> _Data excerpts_
──────────

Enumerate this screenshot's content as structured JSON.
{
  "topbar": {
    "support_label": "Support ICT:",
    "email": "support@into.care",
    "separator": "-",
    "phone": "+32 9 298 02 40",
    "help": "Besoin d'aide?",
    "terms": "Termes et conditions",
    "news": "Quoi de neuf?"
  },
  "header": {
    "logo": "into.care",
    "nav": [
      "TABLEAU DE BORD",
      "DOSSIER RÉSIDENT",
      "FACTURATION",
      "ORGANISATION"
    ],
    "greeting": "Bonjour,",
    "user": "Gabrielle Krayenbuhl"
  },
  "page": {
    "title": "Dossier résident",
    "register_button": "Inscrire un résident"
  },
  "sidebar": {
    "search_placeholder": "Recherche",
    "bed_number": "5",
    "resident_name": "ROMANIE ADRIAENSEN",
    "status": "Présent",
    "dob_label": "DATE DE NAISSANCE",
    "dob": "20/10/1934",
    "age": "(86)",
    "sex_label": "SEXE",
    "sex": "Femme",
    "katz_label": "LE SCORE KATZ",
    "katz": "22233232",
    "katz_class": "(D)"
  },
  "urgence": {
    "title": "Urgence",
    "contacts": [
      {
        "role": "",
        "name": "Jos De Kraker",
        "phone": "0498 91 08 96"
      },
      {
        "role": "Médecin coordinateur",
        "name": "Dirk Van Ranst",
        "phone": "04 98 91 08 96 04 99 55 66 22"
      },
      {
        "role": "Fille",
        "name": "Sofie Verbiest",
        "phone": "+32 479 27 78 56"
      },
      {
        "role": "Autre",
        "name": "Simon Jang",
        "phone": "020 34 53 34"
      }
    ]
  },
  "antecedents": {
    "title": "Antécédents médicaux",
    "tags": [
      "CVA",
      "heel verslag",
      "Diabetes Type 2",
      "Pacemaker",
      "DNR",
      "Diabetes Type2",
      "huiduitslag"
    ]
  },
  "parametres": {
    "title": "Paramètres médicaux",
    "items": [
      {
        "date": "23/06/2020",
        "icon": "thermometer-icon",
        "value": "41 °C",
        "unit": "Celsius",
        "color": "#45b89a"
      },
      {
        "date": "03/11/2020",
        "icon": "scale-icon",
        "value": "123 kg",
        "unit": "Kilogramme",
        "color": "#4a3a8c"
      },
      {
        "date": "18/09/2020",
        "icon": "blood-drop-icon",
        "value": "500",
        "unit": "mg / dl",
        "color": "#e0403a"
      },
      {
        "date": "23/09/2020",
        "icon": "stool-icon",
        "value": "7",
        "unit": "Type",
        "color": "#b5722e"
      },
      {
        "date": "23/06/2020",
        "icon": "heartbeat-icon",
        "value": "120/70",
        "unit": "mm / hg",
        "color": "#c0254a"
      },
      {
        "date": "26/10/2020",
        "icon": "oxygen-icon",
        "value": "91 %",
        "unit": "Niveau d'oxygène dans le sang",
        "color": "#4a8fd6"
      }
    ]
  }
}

──────────

> _Direction_
Print out the whole listing exactly as it appears.

> _Answer_
Enumerate this screenshot's content as structured JSON.
{
  "topbar": {
    "support_label": "Support ICT:",
    "email": "support@into.care",
    "separator": "-",
    "phone": "+32 9 298 02 40",
    "help": "Besoin d'aide?",
    "terms": "Termes et conditions",
    "news": "Quoi de neuf?"
  },
  "header": {
    "logo": "into.care",
    "nav": [
      "TABLEAU DE BORD",
      "DOSSIER RÉSIDENT",
      "FACTURATION",
      "ORGANISATION"
    ],
    "greeting": "Bonjour,",
    "user": "Gabrielle Krayenbuhl"
  },
  "page": {
    "title": "Dossier résident",
    "register_button": "Inscrire un résident"
  },
  "sidebar": {
    "search_placeholder": "Recherche",
    "bed_number": "5",
    "resident_name": "ROMANIE ADRIAENSEN",
    "status": "Présent",
    "dob_label": "DATE DE NAISSANCE",
    "dob": "20/10/1934",
    "age": "(86)",
    "sex_label": "SEXE",
    "sex": "Femme",
    "katz_label": "LE SCORE KATZ",
    "katz": "22233232",
    "katz_class": "(D)"
  },
  "urgence": {
    "title": "Urgence",
    "contacts": [
      {
        "role": "",
        "name": "Jos De Kraker",
        "phone": "0498 91 08 96"
      },
      {
        "role": "Médecin coordinateur",
        "name": "Dirk Van Ranst",
        "phone": "04 98 91 08 96 04 99 55 66 22"
      },
      {
        "role": "Fille",
        "name": "Sofie Verbiest",
        "phone": "+32 479 27 78 56"
      },
      {
        "role": "Autre",
        "name": "Simon Jang",
        "phone": "020 34 53 34"
      }
    ]
  },
  "antecedents": {
    "title": "Antécédents médicaux",
    "tags": [
      "CVA",
      "heel verslag",
      "Diabetes Type 2",
      "Pacemaker",
      "DNR",
      "Diabetes Type2",
      "huiduitslag"
    ]
  },
  "parametres": {
    "title": "Paramètres médicaux",
    "items": [
      {
        "date": "23/06/2020",
        "icon": "thermometer-icon",
        "value": "41 °C",
        "unit": "Celsius",
        "color": "#45b89a"
      },
      {
        "date": "03/11/2020",
        "icon": "scale-icon",
        "value": "123 kg",
        "unit": "Kilogramme",
        "color": "#4a3a8c"
      },
      {
        "date": "18/09/2020",
        "icon": "blood-drop-icon",
        "value": "500",
        "unit": "mg / dl",
        "color": "#e0403a"
      },
      {
        "date": "23/09/2020",
        "icon": "stool-icon",
        "value": "7",
        "unit": "Type",
        "color": "#b5722e"
      },
      {
        "date": "23/06/2020",
        "icon": "heartbeat-icon",
        "value": "120/70",
        "unit": "mm / hg",
        "color": "#c0254a"
      },
      {
        "date": "26/10/2020",
        "icon": "oxygen-icon",
        "value": "91 %",
        "unit": "Niveau d'oxygène dans le sang",
        "color": "#4a8fd6"
      }
    ]
  }
}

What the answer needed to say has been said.